What should you do if you think you have wrapped up a deal with a client for a certain amount, but then the client asks for a series of extras - usually over a period of time rather than all at once? This is why it's called a nibble, because it's like take a series of small bites of something. Real estate people frequently encounter such a client, when they think they are about to close on a sale. The client starts asking for add-ons, such as can the owner fix the roof; can the owner cover the cost of a paint-job; can the owner leave the bookcases in the den? And so on and on, and often owners agree rather than stop a sale of several hundred thousand dollars over a few thousand dollars more in extras given to the owner.
Such nibbles go on all the time in business, whether you are selling a property or business to your providing professional services. Clients seek to get as much as they can for as little money as possible, and may keep on asking even after you reach what you think is an agreement. They still ask for more, often over a few days or weeks, as add-ons to a hoped for sale, and frequently sellers or service providers give in, thinking this will close the current sale as well as encourage more business in the future. But is that something you really want to do?
That's what happened to Frank, who helped clients in writing their books. He made arrangements with one client, Nathan, which turned into something of a nightmare, because Nathan was co-writing the book with another person who was paying the bills. So at one point, Nathan had trouble getting his partner to pay in a timely manner, so he asked Frank if he could keep writing to make their deadline. Because the book was on a timely subject in the news, Frank made an exception to getting payment upfront for work to do, since Nathan kept assuring him they had a contract and he would be paid. So Frank caved, concerned the project would end and he wouldn't get paid at all. Eventually, he was paid, but there was a three month delay, and in the meantime, Nathan kept adding in some extra services, such as a last minute chapter of about 25 pages beyond the original contract word. Also, Nathan asked Frank to write up information from some online articles and to meet with him to do some interviews for the book. As a result of these requests, Frank spent about 30 hours more than estimated to complete the project. And, of course, Nathan didn't pay anymore.

□ □ □ □ □

### Brief 1:
Reproduce the passage on client nibbles from "Such nibbles go" to "want to do?".
### Brief 2:
According to the passage on client nibbles, how many hours beyond the estimate did Frank spend completing the project?

### Collected material:
□ □ □ □ □

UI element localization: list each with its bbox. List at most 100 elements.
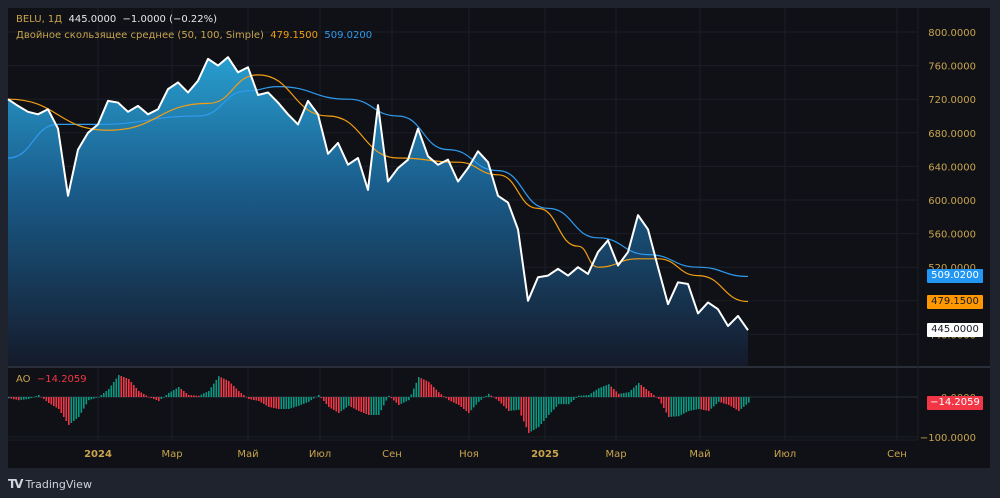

□ □ □ □ □

### Result 1:
Such nibbles go on all the time in business, whether you are selling a property or business to your providing professional services. Clients seek to get as much as they can for as little money as possible, and may keep on asking even after you reach what you think is an agreement. They still ask for more, often over a few days or weeks, as add-ons to a hoped for sale, and frequently sellers or service providers give in, thinking this will close the current sale as well as encourage more business in the future. But is that something you really want to do?

### Result 2:
About 30 hours.